→ Written instruction
Copy each line of the records that holds the string "copyright".

→ Data excerpts
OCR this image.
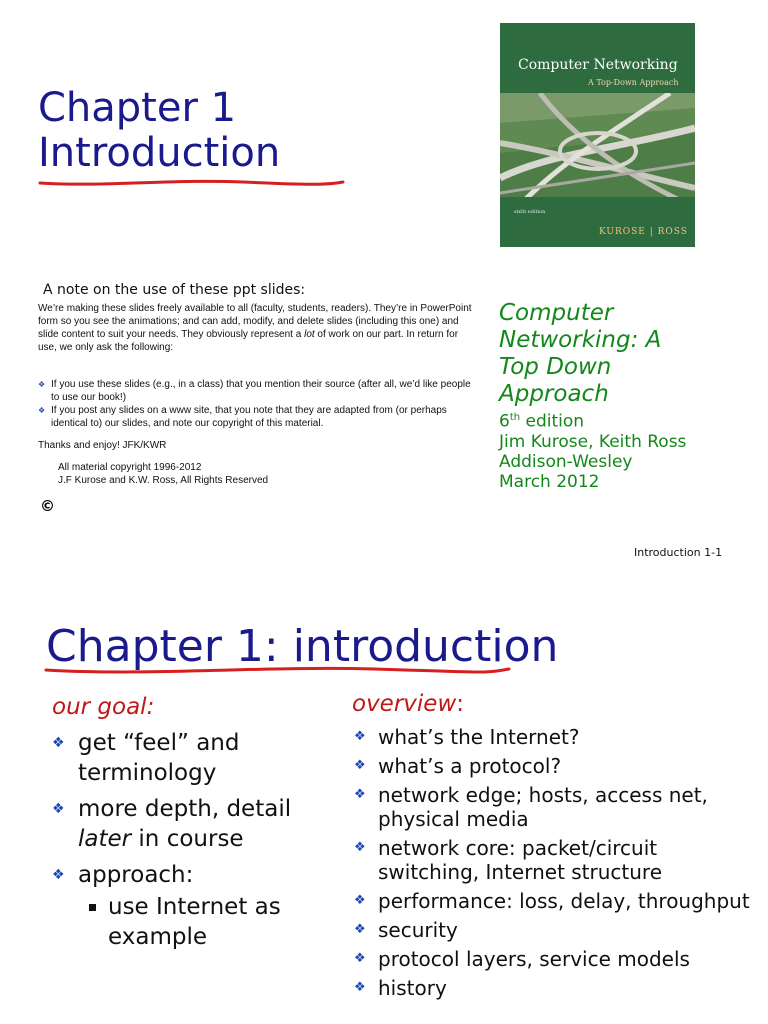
Chapter 1
Introduction
Computer Networking
A Top-Down Approach
sixth edition
KUROSE | ROSS
A note on the use of these ppt slides:

We’re making these slides freely available to all (faculty, students, readers). They’re in PowerPoint form so you see the animations; and can add, modify, and delete slides (including this one) and slide content to suit your needs. They obviously represent a lot of work on our part. In return for use, we only ask the following:

❖ If you use these slides (e.g., in a class) that you mention their source (after all, we’d like people to use our book!)
❖ If you post any slides on a www site, that you note that they are adapted from (or perhaps identical to) our slides, and note our copyright of this material.
Thanks and enjoy! JFK/KWR
All material copyright 1996-2012
J.F Kurose and K.W. Ross, All Rights Reserved
©
Computer
Networking: A
Top Down
Approach
6th edition
Jim Kurose, Keith Ross
Addison-Wesley
March 2012
Introduction 1-1
Chapter 1: introduction
our goal:	overview:
❖ get “feel” and terminology
❖ more depth, detail later in course
❖ approach:
use Internet as example
❖ what’s the Internet?
❖ what’s a protocol?
❖ network edge; hosts, access net, physical media
❖ network core: packet/circuit switching, Internet structure
❖ performance: loss, delay, throughput
❖ security
❖ protocol layers, service models
❖ history
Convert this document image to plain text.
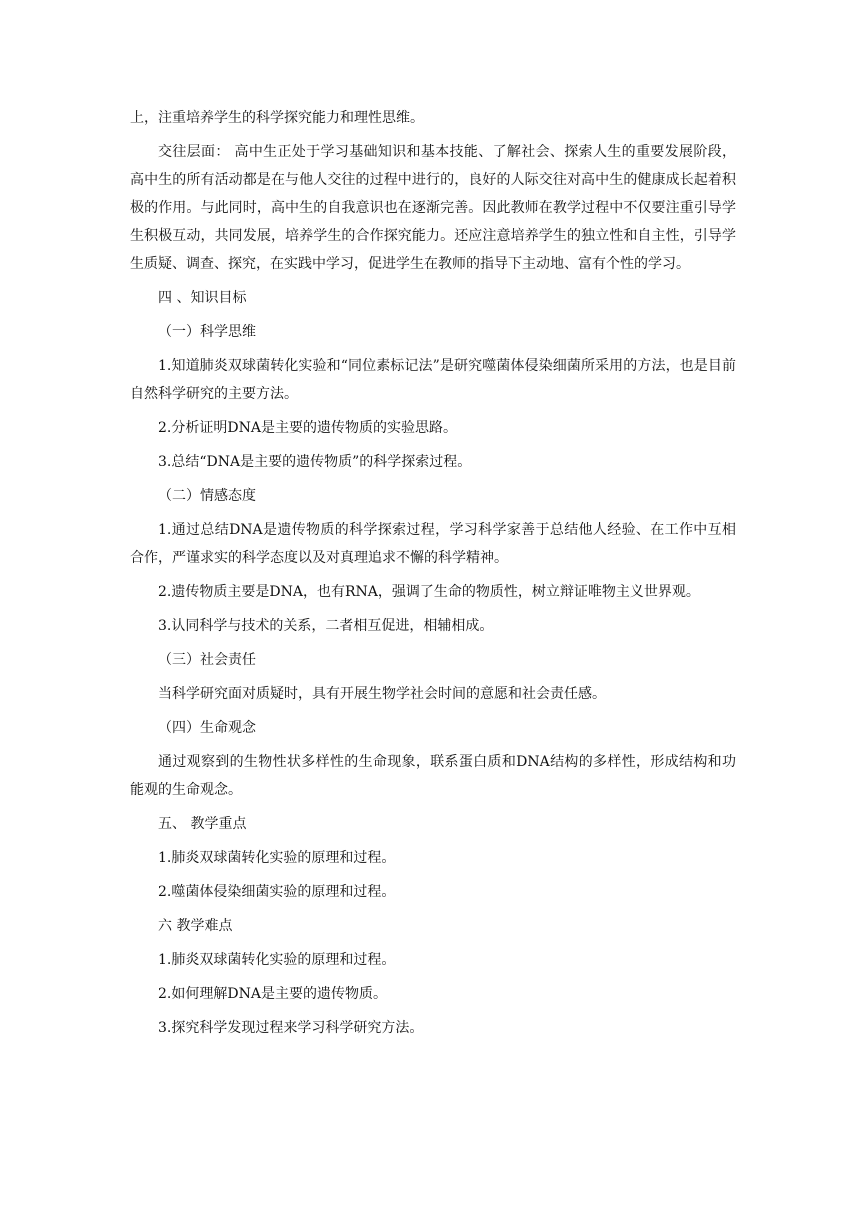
上，注重培养学生的科学探究能力和理性思维。

交往层面： 高中生正处于学习基础知识和基本技能、了解社会、探索人生的重要发展阶段，高中生的所有活动都是在与他人交往的过程中进行的，良好的人际交往对高中生的健康成长起着积极的作用。与此同时，高中生的自我意识也在逐渐完善。因此教师在教学过程中不仅要注重引导学生积极互动，共同发展，培养学生的合作探究能力。还应注意培养学生的独立性和自主性，引导学生质疑、调查、探究，在实践中学习，促进学生在教师的指导下主动地、富有个性的学习。

四 、知识目标

（一）科学思维

1.知道肺炎双球菌转化实验和“同位素标记法”是研究噬菌体侵染细菌所采用的方法，也是目前自然科学研究的主要方法。

2.分析证明DNA是主要的遗传物质的实验思路。

3.总结“DNA是主要的遗传物质”的科学探索过程。

（二）情感态度

1.通过总结DNA是遗传物质的科学探索过程，学习科学家善于总结他人经验、在工作中互相合作，严谨求实的科学态度以及对真理追求不懈的科学精神。

2.遗传物质主要是DNA，也有RNA，强调了生命的物质性，树立辩证唯物主义世界观。

3.认同科学与技术的关系，二者相互促进，相辅相成。

（三）社会责任

当科学研究面对质疑时，具有开展生物学社会时间的意愿和社会责任感。

（四）生命观念

通过观察到的生物性状多样性的生命现象，联系蛋白质和DNA结构的多样性，形成结构和功能观的生命观念。

五、 教学重点

1.肺炎双球菌转化实验的原理和过程。

2.噬菌体侵染细菌实验的原理和过程。

六 教学难点

1.肺炎双球菌转化实验的原理和过程。

2.如何理解DNA是主要的遗传物质。

3.探究科学发现过程来学习科学研究方法。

→ Solved exercise
❖ If you post any slides on a www site, that you note that they are adapted from (or perhaps identical to) our slides, and note our copyright of this material.
All material copyright 1996-2012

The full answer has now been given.